##### Entries supplied

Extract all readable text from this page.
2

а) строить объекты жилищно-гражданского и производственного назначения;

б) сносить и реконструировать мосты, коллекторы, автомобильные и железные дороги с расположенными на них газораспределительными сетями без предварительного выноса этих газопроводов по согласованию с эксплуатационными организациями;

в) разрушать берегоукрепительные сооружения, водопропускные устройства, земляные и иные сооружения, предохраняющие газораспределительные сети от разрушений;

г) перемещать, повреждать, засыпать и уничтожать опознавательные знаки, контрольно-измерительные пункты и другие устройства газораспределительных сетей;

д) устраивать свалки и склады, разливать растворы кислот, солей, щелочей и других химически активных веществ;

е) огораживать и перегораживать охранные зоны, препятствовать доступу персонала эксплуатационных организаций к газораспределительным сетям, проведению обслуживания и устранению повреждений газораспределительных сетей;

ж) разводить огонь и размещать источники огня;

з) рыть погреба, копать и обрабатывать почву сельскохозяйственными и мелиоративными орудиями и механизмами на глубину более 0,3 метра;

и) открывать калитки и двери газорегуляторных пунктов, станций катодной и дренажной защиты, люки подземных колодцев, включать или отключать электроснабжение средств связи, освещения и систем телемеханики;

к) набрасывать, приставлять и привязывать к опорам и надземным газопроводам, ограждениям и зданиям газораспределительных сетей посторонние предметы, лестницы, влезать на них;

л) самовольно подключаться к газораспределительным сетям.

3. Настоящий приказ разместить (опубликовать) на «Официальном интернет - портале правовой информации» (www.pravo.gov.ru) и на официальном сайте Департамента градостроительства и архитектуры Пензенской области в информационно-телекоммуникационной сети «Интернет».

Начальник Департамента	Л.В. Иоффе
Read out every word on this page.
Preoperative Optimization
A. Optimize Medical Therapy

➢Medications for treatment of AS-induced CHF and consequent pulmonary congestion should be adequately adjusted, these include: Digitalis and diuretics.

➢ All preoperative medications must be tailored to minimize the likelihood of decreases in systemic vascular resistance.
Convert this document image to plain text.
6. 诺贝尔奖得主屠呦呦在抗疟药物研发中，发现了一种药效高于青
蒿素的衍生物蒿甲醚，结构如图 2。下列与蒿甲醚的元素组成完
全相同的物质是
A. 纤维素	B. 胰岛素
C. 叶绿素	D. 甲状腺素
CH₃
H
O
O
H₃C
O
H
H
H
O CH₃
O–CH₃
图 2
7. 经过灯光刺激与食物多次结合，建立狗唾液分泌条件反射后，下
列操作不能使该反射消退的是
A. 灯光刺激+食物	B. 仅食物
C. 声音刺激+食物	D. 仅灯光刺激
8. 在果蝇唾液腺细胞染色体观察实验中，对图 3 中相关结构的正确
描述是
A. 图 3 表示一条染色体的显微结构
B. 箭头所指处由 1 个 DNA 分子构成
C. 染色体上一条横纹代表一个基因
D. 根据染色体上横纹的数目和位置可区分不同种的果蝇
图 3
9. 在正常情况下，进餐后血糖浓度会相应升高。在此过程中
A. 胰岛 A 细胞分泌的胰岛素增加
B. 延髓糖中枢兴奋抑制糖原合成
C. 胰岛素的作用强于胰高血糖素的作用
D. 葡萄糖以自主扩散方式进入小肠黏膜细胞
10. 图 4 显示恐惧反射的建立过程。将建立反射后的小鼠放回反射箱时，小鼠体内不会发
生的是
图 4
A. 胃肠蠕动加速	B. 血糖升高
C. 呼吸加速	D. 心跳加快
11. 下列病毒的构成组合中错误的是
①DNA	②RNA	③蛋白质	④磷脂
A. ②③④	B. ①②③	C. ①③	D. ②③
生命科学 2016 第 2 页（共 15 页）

##########

- **The exercise**:
Pull every line containing the word "сетей" out of the entries above.

- **Written response**:
г) перемещать, повреждать, засыпать и уничтожать опознавательные знаки, контрольно-измерительные пункты и другие устройства газораспределительных сетей;
е) огораживать и перегораживать охранные зоны, препятствовать доступу персонала эксплуатационных организаций к газораспределительным сетям, проведению обслуживания и устранению повреждений газораспределительных сетей;
к) набрасывать, приставлять и привязывать к опорам и надземным газопроводам, ограждениям и зданиям газораспределительных сетей посторонние предметы, лестницы, влезать на них;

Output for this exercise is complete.